**WHAT TO WORK ON**
Return the lines below that carry the word "country".

**Stored dataset items**
──────────────────────────────
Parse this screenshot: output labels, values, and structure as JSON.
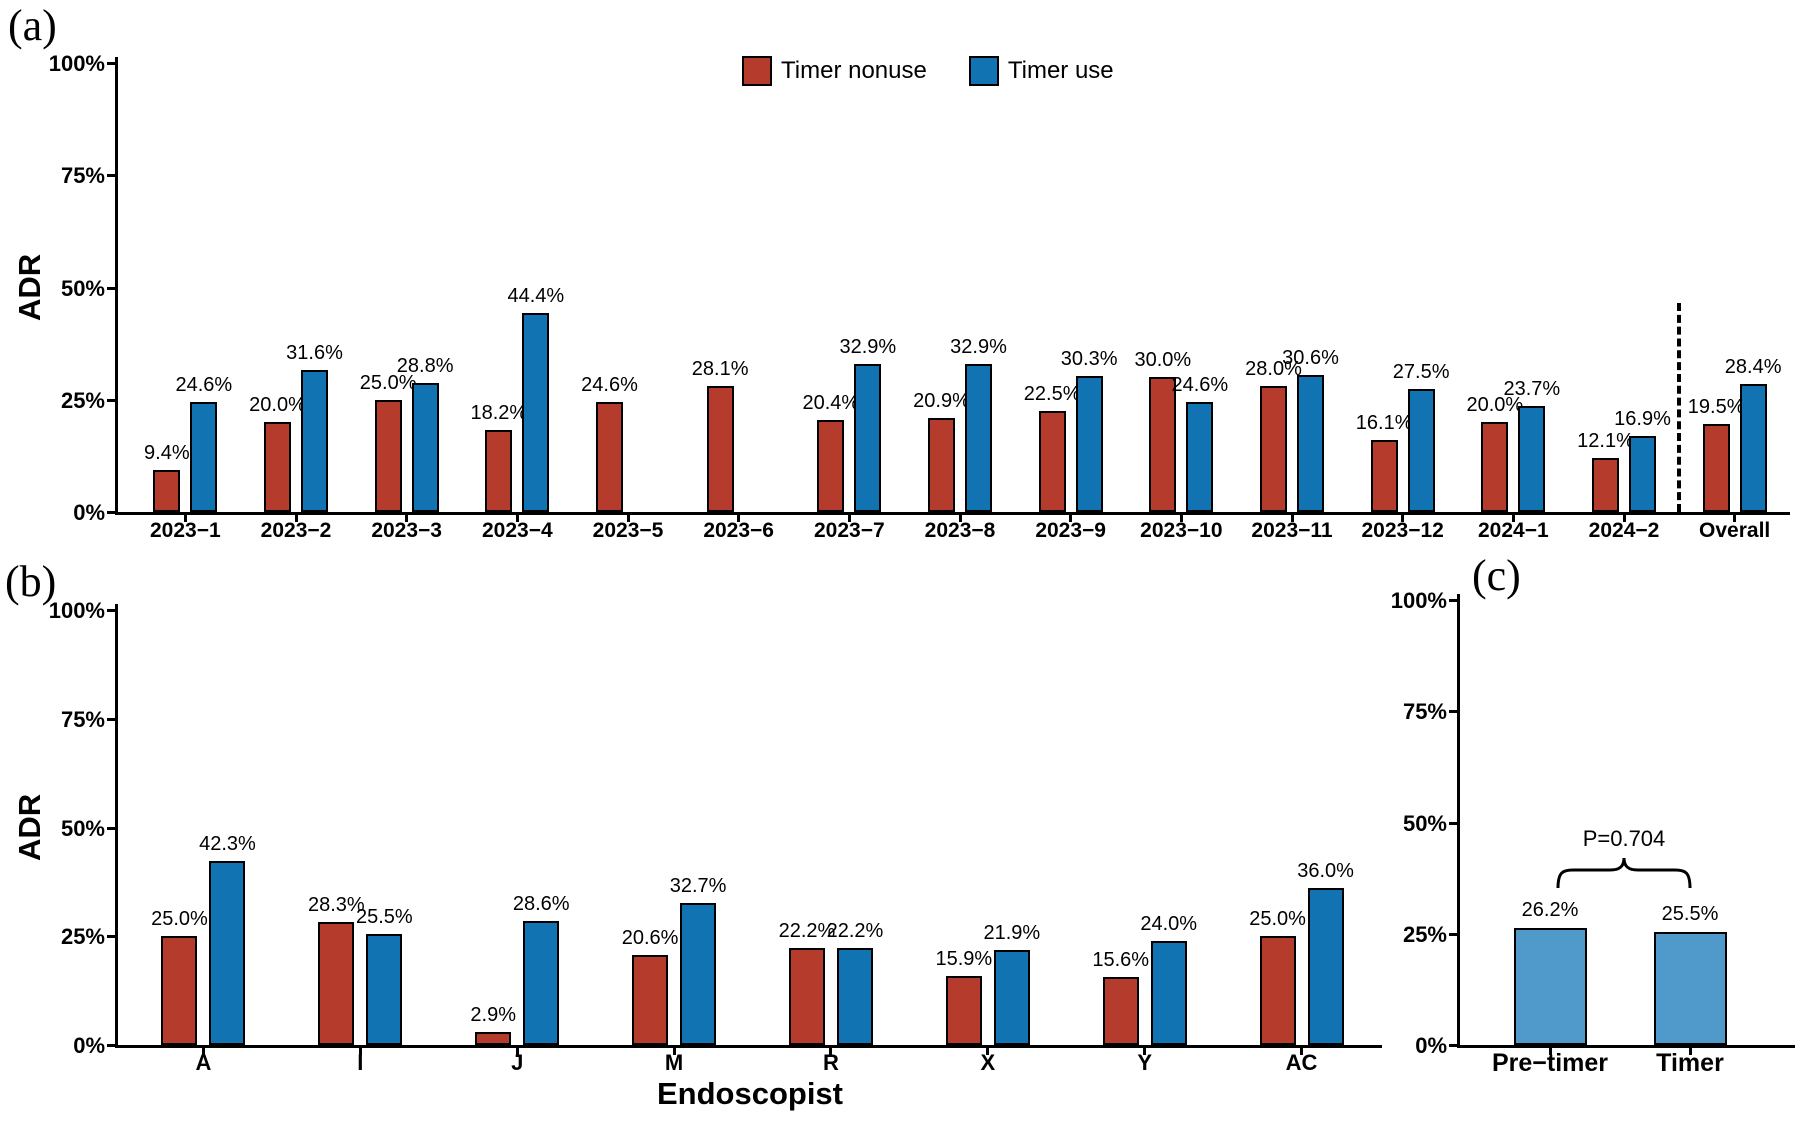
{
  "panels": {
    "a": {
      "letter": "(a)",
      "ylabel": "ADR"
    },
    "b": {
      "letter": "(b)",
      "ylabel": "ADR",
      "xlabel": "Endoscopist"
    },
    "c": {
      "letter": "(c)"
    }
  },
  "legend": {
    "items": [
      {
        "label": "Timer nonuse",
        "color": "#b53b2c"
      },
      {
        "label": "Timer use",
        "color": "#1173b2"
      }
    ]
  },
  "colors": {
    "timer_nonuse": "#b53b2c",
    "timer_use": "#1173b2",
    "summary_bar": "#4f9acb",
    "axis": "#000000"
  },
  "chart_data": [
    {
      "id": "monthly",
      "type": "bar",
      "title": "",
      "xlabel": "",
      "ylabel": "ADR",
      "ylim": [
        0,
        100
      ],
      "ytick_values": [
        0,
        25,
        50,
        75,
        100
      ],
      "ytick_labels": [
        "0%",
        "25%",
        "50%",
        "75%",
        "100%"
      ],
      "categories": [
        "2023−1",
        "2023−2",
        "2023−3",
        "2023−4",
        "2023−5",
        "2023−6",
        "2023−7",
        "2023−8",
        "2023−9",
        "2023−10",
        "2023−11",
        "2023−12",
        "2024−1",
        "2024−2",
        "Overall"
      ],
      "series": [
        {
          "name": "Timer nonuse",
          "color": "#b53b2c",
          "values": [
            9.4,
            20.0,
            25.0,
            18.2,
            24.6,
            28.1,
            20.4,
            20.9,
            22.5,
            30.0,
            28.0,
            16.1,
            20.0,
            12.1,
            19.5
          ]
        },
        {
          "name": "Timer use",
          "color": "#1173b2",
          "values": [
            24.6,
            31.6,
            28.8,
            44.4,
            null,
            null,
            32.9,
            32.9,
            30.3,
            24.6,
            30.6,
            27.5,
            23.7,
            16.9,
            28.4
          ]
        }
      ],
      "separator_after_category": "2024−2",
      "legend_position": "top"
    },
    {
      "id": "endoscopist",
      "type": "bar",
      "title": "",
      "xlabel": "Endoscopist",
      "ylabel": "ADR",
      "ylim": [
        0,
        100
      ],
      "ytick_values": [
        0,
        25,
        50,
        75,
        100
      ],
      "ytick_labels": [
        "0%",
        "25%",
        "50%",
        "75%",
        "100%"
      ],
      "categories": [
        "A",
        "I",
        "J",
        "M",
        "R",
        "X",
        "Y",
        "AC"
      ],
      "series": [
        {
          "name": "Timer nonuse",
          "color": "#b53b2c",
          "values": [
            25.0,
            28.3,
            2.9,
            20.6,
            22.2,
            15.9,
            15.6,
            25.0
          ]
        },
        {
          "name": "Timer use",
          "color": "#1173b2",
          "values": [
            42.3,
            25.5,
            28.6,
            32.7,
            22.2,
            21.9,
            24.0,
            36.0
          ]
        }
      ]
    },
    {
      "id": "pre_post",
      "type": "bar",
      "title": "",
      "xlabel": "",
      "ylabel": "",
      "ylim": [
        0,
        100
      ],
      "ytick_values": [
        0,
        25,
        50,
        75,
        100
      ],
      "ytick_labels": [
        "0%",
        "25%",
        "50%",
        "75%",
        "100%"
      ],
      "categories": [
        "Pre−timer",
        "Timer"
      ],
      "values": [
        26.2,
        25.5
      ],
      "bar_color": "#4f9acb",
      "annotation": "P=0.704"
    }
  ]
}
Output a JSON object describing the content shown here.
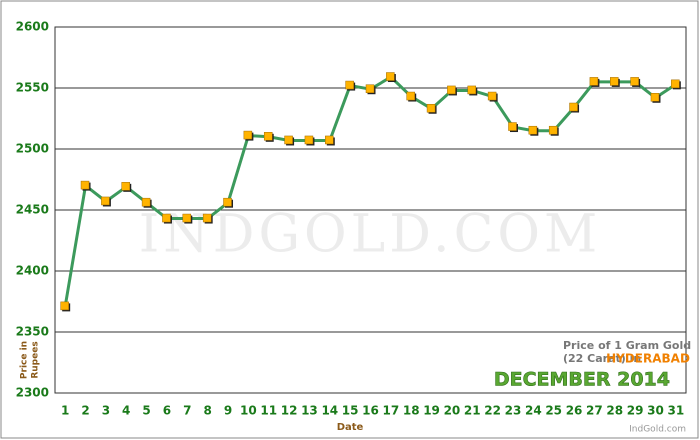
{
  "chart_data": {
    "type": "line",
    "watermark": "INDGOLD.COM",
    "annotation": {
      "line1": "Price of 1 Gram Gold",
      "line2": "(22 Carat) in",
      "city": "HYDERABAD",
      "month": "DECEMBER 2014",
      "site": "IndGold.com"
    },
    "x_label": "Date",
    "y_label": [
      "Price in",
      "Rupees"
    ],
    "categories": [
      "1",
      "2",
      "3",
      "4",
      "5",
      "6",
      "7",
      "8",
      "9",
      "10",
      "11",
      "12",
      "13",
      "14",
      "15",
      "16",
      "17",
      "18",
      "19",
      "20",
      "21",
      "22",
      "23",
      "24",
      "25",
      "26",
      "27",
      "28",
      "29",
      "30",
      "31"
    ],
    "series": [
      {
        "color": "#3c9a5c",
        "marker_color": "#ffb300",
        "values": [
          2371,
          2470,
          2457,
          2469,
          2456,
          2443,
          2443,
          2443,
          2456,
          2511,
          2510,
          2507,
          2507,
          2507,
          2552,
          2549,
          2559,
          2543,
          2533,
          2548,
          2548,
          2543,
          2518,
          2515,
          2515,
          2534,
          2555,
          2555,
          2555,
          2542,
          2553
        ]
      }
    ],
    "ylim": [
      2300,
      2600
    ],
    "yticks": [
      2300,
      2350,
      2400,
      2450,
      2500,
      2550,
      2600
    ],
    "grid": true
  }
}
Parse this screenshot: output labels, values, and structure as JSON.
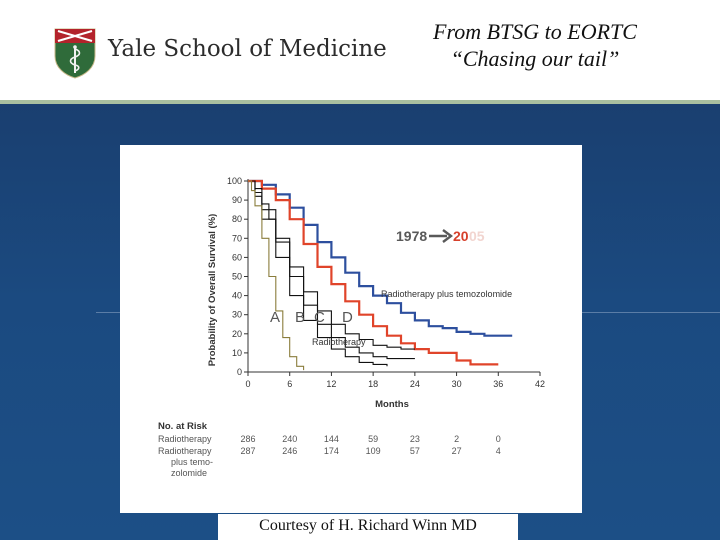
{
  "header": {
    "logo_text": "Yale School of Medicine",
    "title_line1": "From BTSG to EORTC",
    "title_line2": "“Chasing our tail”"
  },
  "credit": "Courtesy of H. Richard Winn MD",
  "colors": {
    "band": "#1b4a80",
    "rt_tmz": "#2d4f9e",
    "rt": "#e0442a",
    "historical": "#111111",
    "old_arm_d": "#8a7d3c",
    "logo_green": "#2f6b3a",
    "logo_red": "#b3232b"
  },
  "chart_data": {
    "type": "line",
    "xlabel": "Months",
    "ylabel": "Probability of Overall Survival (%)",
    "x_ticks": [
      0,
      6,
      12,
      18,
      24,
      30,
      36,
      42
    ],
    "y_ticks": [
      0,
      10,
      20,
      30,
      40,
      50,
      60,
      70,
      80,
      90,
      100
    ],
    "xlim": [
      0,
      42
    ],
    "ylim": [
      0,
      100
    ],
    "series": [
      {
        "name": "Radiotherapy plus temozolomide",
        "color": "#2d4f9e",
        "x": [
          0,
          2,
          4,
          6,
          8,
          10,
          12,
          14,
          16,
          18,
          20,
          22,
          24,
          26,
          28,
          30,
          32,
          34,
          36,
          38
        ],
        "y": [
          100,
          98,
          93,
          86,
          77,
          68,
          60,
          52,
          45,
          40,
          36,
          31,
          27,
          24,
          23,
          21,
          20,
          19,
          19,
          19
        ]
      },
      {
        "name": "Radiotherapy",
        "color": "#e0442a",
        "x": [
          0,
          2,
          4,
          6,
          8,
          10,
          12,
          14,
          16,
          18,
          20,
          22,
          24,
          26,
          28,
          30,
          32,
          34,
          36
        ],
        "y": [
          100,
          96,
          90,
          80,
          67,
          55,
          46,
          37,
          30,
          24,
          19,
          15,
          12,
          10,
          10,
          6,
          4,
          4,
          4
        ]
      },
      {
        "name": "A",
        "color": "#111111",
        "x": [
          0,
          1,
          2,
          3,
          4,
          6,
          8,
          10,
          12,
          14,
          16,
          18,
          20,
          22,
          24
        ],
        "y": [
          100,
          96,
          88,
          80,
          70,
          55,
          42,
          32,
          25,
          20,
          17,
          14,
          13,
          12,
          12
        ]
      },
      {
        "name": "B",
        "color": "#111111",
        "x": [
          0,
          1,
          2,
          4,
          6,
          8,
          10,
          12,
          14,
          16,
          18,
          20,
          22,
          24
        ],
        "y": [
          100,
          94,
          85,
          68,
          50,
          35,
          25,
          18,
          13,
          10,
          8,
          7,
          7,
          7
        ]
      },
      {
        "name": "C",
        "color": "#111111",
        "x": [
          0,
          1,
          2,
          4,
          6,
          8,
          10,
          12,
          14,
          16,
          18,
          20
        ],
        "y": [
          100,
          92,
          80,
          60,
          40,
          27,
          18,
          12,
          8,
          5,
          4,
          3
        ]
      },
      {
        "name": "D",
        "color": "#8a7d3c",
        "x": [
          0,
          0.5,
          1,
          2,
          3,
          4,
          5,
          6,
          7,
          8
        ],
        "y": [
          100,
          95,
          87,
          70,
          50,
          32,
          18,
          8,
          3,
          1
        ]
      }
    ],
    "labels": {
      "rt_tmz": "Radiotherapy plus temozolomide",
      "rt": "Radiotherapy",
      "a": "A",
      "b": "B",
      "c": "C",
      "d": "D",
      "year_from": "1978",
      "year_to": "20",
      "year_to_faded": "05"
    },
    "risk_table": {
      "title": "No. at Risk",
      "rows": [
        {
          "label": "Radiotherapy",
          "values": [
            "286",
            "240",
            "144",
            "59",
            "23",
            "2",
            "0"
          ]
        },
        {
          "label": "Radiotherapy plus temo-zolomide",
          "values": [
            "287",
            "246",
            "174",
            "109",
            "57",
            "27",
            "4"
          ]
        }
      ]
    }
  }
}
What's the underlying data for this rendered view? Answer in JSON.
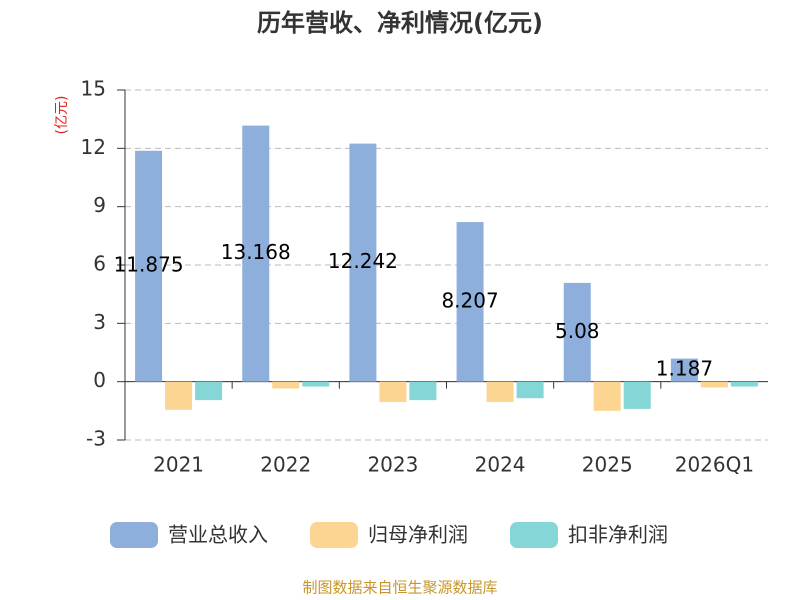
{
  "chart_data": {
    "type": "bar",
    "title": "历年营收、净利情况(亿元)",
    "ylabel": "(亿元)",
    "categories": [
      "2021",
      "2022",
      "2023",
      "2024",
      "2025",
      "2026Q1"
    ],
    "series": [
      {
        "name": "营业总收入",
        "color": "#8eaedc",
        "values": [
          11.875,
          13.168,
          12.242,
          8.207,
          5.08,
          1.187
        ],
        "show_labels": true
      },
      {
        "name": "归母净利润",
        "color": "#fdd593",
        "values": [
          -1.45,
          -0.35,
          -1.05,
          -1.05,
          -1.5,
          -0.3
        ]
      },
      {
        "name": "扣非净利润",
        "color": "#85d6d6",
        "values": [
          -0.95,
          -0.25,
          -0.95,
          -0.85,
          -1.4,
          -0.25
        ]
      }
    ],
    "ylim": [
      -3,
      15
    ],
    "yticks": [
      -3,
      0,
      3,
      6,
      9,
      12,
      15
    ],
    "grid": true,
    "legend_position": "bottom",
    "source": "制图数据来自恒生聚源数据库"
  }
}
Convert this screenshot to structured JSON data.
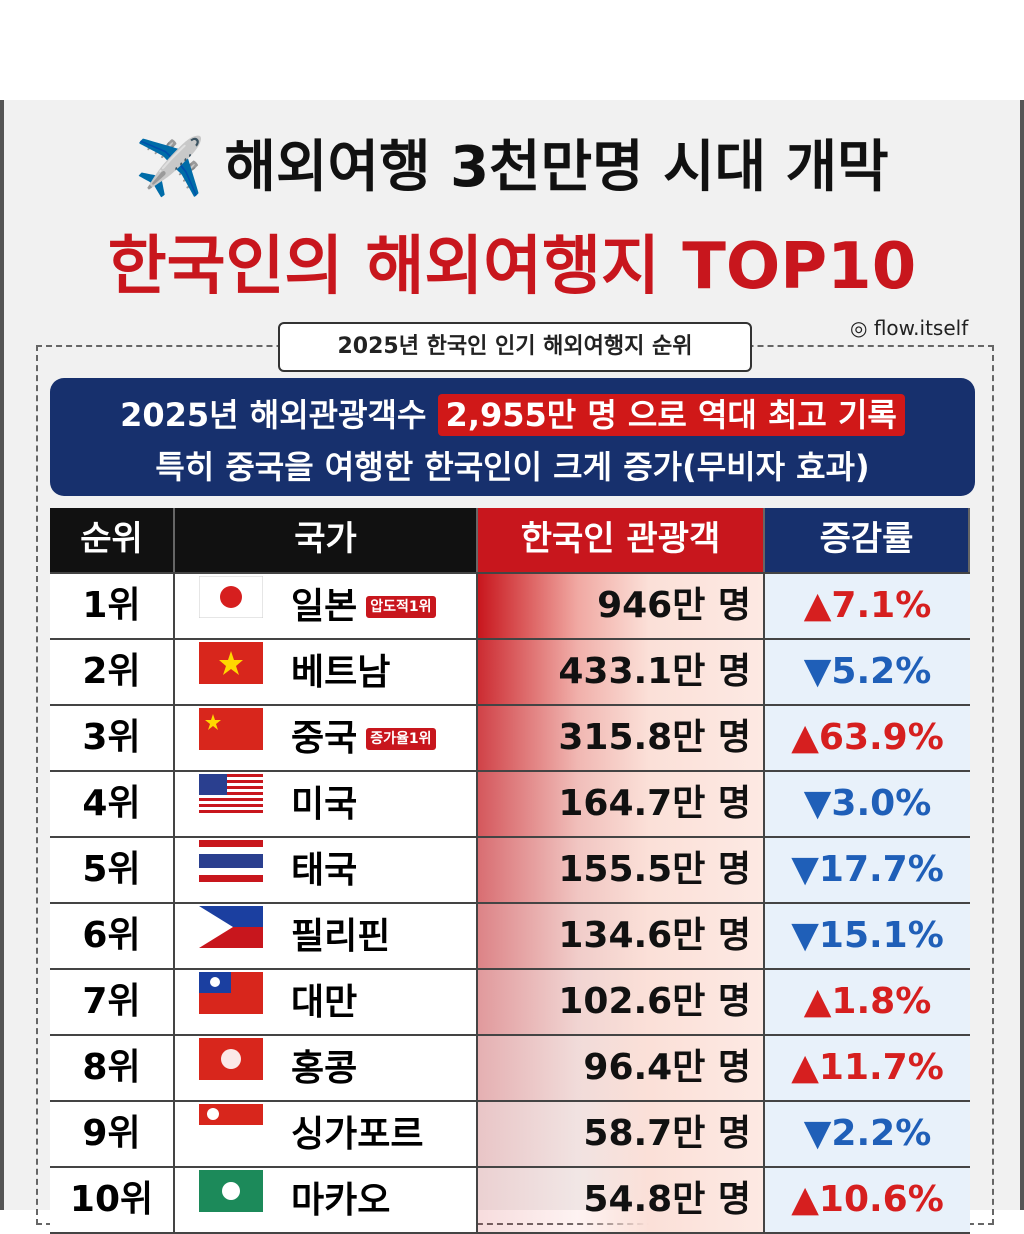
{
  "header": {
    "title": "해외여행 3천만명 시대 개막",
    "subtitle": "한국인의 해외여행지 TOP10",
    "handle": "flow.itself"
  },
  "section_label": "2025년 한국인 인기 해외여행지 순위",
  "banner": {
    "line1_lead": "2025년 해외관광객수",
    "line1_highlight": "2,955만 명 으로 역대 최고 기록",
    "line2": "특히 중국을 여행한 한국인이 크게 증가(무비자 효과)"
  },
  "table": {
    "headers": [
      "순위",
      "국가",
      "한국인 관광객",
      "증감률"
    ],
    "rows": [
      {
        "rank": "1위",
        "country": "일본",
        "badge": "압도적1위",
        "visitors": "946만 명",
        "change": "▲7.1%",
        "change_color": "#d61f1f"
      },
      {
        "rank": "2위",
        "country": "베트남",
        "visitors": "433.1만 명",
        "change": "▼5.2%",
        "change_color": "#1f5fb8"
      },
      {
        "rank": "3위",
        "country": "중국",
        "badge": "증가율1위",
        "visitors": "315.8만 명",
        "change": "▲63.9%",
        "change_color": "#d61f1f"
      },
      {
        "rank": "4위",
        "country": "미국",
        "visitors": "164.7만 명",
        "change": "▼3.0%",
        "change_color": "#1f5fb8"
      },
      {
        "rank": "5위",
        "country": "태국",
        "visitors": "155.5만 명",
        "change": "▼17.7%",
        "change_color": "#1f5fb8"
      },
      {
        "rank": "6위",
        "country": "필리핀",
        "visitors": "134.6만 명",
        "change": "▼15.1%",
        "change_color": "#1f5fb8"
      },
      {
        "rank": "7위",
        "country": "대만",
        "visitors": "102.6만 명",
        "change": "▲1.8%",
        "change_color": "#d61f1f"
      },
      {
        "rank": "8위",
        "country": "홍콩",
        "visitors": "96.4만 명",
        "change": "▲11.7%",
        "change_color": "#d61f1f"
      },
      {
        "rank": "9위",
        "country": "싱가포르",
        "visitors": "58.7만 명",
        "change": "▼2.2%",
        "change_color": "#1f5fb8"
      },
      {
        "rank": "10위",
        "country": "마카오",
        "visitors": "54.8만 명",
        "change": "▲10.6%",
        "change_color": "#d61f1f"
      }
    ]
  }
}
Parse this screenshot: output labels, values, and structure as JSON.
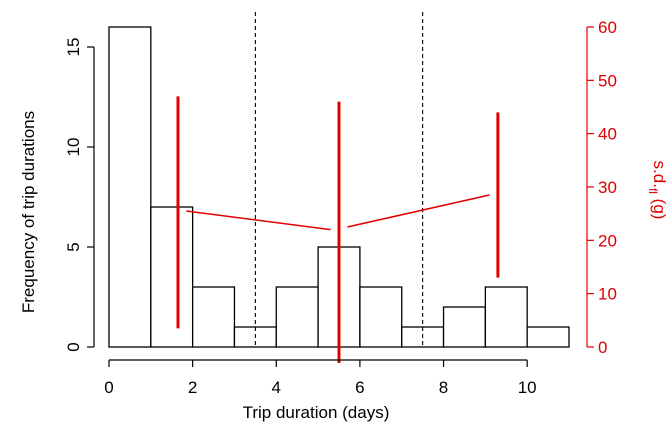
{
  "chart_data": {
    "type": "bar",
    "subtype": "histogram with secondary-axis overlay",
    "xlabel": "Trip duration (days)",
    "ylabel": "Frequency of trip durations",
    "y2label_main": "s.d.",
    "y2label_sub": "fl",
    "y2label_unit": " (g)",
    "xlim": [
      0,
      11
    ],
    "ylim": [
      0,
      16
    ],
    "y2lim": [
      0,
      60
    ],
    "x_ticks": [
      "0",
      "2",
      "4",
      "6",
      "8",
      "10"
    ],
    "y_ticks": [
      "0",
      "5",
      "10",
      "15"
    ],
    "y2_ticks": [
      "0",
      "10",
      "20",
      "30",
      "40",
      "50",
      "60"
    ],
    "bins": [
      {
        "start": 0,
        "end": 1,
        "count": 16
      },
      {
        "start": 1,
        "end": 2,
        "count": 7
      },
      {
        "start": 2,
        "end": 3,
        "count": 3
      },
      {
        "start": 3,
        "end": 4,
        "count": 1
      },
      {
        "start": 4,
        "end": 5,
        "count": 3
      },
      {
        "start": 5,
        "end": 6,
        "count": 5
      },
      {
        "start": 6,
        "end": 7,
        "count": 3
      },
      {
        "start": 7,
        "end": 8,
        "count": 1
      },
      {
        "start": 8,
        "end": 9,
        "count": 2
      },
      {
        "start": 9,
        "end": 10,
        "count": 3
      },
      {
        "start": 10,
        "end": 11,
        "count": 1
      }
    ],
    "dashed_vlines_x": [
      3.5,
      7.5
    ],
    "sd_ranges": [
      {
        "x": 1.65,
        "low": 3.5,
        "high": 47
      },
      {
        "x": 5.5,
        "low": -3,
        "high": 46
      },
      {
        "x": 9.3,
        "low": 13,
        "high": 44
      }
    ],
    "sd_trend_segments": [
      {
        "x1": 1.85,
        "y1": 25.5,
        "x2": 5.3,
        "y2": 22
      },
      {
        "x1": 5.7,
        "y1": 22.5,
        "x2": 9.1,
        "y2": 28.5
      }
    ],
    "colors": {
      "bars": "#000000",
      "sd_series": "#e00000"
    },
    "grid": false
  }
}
──────────────────────────────
**RIGHT ANSWER**
        "country": "일본",
        "country": "베트남",
        "country": "중국",
        "country": "미국",
        "country": "태국",
        "country": "필리핀",
        "country": "대만",
        "country": "홍콩",
        "country": "싱가포르",
        "country": "마카오",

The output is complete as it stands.